WRITTEN TASK —
Give back the data verbatim, everything from its first line down to the line containing "- data-point: [298, 607, 306, 615]", both of those lines included.

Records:
┌────────

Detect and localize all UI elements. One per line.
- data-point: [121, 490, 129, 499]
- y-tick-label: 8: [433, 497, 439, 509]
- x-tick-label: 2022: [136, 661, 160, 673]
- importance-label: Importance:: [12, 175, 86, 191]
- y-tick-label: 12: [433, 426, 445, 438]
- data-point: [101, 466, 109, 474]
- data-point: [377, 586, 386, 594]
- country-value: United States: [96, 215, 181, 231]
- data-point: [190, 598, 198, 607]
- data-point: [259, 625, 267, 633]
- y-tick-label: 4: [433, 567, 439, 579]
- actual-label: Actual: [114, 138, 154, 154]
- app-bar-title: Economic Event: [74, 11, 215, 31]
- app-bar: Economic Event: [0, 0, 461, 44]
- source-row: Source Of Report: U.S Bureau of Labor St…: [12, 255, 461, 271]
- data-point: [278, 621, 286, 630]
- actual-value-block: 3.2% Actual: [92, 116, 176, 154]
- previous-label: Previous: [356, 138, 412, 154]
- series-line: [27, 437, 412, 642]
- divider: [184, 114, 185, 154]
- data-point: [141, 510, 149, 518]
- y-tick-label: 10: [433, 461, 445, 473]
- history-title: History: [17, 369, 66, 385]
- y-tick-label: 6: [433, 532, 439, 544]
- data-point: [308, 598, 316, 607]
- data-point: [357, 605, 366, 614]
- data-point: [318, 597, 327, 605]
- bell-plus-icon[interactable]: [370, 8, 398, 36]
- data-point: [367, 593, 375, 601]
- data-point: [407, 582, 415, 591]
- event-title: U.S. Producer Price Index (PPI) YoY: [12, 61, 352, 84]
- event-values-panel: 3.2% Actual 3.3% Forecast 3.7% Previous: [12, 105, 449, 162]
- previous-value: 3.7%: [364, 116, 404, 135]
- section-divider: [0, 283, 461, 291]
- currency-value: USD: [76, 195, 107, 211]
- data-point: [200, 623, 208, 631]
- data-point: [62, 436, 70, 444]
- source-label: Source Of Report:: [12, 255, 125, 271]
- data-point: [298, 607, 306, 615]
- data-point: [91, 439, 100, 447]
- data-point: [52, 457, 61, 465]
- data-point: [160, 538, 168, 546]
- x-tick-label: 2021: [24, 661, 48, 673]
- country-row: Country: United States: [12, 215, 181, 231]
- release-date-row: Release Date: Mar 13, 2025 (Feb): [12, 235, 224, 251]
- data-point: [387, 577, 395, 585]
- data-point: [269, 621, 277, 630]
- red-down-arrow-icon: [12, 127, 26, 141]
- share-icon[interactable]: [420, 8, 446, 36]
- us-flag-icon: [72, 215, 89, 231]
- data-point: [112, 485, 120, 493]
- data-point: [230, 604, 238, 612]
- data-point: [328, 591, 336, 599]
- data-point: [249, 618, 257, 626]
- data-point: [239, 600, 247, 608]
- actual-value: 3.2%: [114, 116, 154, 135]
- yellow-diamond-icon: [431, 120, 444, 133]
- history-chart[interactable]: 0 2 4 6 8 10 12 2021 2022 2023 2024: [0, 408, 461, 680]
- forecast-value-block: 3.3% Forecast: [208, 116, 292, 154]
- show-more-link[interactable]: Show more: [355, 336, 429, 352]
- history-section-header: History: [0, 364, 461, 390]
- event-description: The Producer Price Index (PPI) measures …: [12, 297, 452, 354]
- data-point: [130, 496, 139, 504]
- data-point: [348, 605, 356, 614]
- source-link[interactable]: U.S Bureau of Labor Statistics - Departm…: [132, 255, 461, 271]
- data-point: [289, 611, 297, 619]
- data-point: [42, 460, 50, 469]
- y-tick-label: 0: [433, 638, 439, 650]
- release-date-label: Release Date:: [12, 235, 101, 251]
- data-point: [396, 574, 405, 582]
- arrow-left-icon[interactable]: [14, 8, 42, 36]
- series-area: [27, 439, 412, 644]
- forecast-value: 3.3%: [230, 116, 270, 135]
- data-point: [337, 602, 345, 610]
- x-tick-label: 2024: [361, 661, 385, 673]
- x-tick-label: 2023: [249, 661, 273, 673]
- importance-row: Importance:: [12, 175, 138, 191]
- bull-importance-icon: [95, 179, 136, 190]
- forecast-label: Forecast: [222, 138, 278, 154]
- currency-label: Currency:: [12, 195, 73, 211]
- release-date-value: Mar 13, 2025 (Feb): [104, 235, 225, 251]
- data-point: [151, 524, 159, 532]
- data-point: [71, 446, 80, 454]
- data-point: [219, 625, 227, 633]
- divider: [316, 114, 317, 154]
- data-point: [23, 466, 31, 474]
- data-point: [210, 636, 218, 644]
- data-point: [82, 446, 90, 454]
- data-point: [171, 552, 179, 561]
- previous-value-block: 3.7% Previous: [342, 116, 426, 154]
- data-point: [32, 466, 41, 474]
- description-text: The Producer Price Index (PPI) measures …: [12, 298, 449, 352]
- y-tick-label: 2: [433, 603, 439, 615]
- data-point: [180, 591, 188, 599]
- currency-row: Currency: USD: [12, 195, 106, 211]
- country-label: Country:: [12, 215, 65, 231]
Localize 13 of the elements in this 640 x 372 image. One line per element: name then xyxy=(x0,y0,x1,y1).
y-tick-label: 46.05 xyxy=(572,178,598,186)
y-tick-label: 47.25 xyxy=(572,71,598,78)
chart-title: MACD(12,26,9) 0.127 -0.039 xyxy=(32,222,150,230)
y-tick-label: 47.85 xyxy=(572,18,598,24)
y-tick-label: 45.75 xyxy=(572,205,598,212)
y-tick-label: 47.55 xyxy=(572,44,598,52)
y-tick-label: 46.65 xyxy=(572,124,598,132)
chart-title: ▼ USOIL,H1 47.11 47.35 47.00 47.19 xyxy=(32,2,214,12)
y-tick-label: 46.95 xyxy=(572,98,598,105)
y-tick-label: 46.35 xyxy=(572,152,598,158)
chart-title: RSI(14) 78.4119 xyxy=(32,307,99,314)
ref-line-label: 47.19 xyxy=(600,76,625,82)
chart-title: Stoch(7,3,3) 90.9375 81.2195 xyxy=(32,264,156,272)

└────────

THE OUTPUT —
Detect and localize all UI elements. One per line.
- data-point: [121, 490, 129, 499]
- y-tick-label: 8: [433, 497, 439, 509]
- x-tick-label: 2022: [136, 661, 160, 673]
- importance-label: Importance:: [12, 175, 86, 191]
- y-tick-label: 12: [433, 426, 445, 438]
- data-point: [101, 466, 109, 474]
- data-point: [377, 586, 386, 594]
- country-value: United States: [96, 215, 181, 231]
- data-point: [190, 598, 198, 607]
- data-point: [259, 625, 267, 633]
- y-tick-label: 4: [433, 567, 439, 579]
- actual-label: Actual: [114, 138, 154, 154]
- app-bar-title: Economic Event: [74, 11, 215, 31]
- app-bar: Economic Event: [0, 0, 461, 44]
- source-row: Source Of Report: U.S Bureau of Labor St…: [12, 255, 461, 271]
- data-point: [278, 621, 286, 630]
- actual-value-block: 3.2% Actual: [92, 116, 176, 154]
- previous-label: Previous: [356, 138, 412, 154]
- series-line: [27, 437, 412, 642]
- divider: [184, 114, 185, 154]
- data-point: [141, 510, 149, 518]
- y-tick-label: 10: [433, 461, 445, 473]
- history-title: History: [17, 369, 66, 385]
- y-tick-label: 6: [433, 532, 439, 544]
- data-point: [308, 598, 316, 607]
- data-point: [357, 605, 366, 614]
- data-point: [318, 597, 327, 605]
- bell-plus-icon[interactable]: [370, 8, 398, 36]
- data-point: [367, 593, 375, 601]
- data-point: [407, 582, 415, 591]
- event-title: U.S. Producer Price Index (PPI) YoY: [12, 61, 352, 84]
- event-values-panel: 3.2% Actual 3.3% Forecast 3.7% Previous: [12, 105, 449, 162]
- previous-value: 3.7%: [364, 116, 404, 135]
- section-divider: [0, 283, 461, 291]
- currency-value: USD: [76, 195, 107, 211]
- data-point: [200, 623, 208, 631]
- data-point: [62, 436, 70, 444]
- source-label: Source Of Report:: [12, 255, 125, 271]
- data-point: [298, 607, 306, 615]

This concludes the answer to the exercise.